### What needs to be done
Lift every line from the entries that includes the word "JSON".

### Exercise materials
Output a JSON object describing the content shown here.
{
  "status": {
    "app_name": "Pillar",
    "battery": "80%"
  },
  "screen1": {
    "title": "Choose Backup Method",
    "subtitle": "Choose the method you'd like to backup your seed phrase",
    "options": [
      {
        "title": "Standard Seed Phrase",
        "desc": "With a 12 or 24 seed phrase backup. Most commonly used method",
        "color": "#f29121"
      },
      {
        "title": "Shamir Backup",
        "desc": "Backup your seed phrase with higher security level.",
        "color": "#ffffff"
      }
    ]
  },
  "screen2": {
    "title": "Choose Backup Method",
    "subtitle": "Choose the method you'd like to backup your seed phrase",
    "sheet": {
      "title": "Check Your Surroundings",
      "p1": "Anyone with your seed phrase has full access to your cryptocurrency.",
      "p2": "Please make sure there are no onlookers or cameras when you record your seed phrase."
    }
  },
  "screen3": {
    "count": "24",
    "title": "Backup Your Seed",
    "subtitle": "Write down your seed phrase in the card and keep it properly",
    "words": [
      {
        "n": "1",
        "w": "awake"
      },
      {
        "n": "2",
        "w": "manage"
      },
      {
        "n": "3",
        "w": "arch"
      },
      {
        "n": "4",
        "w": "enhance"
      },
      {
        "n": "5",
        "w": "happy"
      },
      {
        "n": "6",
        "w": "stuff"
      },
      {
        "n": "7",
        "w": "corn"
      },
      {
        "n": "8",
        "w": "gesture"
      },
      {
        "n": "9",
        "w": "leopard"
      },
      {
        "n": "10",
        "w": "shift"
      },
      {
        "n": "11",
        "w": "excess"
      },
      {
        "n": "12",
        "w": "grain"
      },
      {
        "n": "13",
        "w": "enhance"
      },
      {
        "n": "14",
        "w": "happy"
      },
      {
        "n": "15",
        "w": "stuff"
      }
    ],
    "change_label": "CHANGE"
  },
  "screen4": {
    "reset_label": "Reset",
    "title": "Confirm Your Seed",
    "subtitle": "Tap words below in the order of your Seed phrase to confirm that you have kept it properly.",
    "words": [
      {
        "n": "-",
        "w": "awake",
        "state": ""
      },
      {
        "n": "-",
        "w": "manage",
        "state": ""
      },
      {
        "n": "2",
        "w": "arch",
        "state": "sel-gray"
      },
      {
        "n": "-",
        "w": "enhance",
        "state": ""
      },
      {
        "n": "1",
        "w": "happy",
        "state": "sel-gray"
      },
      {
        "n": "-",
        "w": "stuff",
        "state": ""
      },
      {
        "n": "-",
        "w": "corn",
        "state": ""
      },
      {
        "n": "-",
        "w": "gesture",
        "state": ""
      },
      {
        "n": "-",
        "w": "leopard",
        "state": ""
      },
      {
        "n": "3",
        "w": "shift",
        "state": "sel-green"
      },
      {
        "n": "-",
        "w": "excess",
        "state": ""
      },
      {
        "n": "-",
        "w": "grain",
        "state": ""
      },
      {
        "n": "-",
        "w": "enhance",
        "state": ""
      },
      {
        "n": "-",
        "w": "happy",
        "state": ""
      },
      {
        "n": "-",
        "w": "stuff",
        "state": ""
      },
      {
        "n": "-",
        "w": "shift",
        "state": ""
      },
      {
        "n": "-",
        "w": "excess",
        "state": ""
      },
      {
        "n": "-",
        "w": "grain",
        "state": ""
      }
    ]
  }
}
==
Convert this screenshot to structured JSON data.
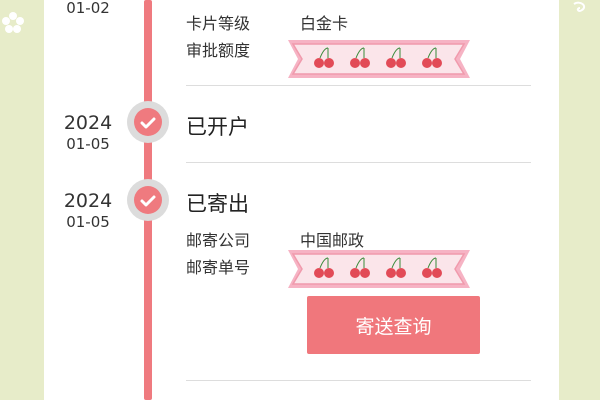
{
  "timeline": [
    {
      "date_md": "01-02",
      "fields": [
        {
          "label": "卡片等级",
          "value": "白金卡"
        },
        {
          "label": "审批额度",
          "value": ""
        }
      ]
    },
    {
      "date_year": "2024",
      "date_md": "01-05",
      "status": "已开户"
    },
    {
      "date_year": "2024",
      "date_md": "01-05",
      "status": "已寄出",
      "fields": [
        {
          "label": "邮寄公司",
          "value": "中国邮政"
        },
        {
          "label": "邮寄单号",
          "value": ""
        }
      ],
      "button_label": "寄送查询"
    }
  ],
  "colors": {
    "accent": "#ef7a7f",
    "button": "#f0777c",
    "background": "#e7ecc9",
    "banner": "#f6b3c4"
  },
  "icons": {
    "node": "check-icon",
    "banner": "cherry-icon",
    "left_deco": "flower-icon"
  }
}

### Output of the task
Output a JSON object describing the content shown here.
Convert this screenshot to structured JSON data.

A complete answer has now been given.